→ GOAL OF THE EXERCISE
Please quote the data below word for word, from the line containing "List each element" through the line containing "button[interactable]: 2 bbox=[126, 712, 250, 829]", including both of those lines. Leave out the pictures.
--- INPUT ROWS ---
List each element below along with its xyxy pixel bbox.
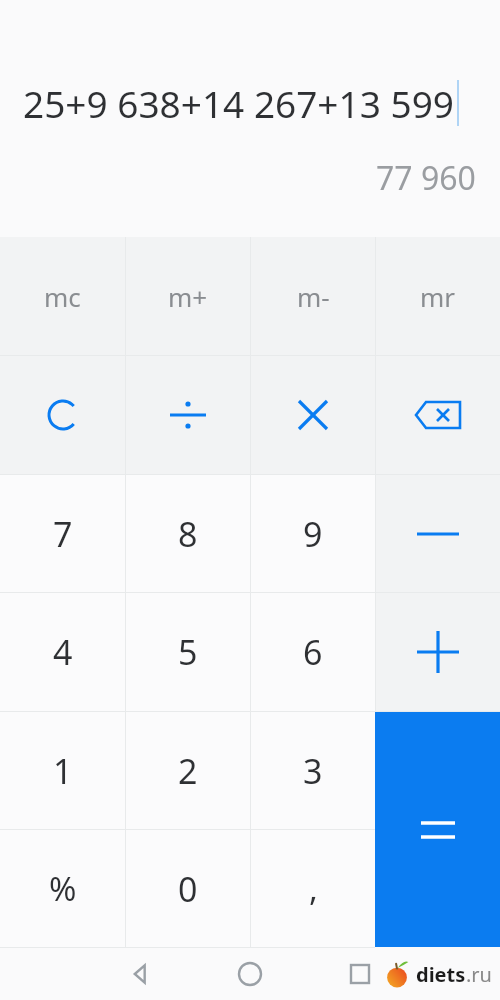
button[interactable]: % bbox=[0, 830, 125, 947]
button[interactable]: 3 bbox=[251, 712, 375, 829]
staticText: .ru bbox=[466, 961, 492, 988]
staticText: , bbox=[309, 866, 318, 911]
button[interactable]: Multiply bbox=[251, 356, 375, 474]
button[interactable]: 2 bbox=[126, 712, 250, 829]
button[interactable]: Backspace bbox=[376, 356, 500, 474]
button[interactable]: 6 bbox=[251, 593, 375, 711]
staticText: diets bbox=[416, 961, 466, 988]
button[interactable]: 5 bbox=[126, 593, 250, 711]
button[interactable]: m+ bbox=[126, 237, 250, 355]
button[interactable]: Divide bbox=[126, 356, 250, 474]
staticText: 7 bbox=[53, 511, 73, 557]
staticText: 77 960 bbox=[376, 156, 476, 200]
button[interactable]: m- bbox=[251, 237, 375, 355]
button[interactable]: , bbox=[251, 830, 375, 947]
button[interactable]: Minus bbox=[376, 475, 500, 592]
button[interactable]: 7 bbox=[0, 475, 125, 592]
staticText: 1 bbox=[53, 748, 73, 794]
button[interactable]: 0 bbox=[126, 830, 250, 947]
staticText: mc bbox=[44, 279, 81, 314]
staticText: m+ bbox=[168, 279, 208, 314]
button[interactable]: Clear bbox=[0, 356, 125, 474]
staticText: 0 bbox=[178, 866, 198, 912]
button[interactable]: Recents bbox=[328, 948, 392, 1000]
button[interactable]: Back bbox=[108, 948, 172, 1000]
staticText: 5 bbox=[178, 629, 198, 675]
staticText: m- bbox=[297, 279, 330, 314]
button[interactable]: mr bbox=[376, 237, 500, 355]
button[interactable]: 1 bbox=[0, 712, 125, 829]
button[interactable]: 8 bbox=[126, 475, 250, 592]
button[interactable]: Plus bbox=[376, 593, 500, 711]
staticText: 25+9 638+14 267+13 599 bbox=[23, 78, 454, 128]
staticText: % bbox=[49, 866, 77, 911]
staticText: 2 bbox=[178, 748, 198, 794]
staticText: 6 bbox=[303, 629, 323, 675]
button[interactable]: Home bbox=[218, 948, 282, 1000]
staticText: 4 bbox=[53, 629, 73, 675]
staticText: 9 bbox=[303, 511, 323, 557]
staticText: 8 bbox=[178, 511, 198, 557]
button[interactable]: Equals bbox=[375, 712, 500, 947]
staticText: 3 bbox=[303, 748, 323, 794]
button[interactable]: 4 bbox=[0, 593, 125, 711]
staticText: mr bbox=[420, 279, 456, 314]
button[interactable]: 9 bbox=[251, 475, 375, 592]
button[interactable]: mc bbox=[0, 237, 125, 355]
---
--- INPUT ROWS ---
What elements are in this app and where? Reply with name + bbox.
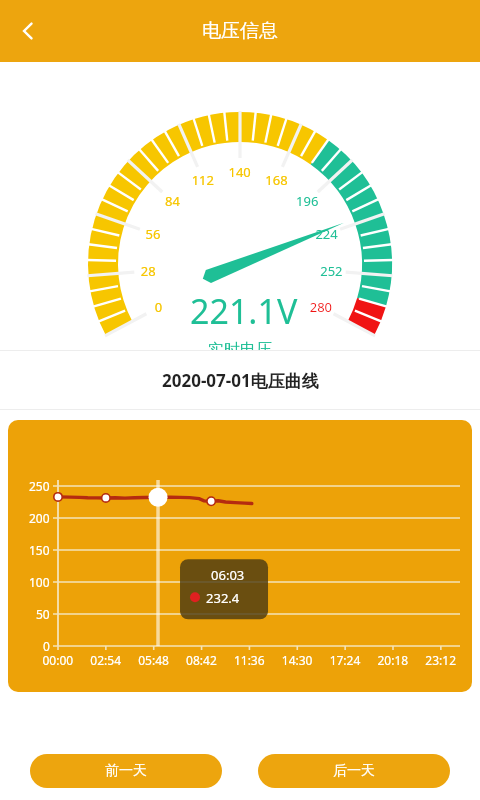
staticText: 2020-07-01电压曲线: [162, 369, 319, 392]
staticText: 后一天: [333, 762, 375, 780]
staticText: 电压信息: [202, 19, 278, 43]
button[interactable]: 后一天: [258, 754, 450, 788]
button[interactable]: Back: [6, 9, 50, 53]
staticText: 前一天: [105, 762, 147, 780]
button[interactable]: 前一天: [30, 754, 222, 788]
---
→ OUTPUT
List each element below along with its xyxy pixel bbox.
button[interactable]: % bbox=[0, 830, 125, 947]
button[interactable]: 3 bbox=[251, 712, 375, 829]
staticText: .ru bbox=[466, 961, 492, 988]
staticText: , bbox=[309, 866, 318, 911]
button[interactable]: Multiply bbox=[251, 356, 375, 474]
button[interactable]: 2 bbox=[126, 712, 250, 829]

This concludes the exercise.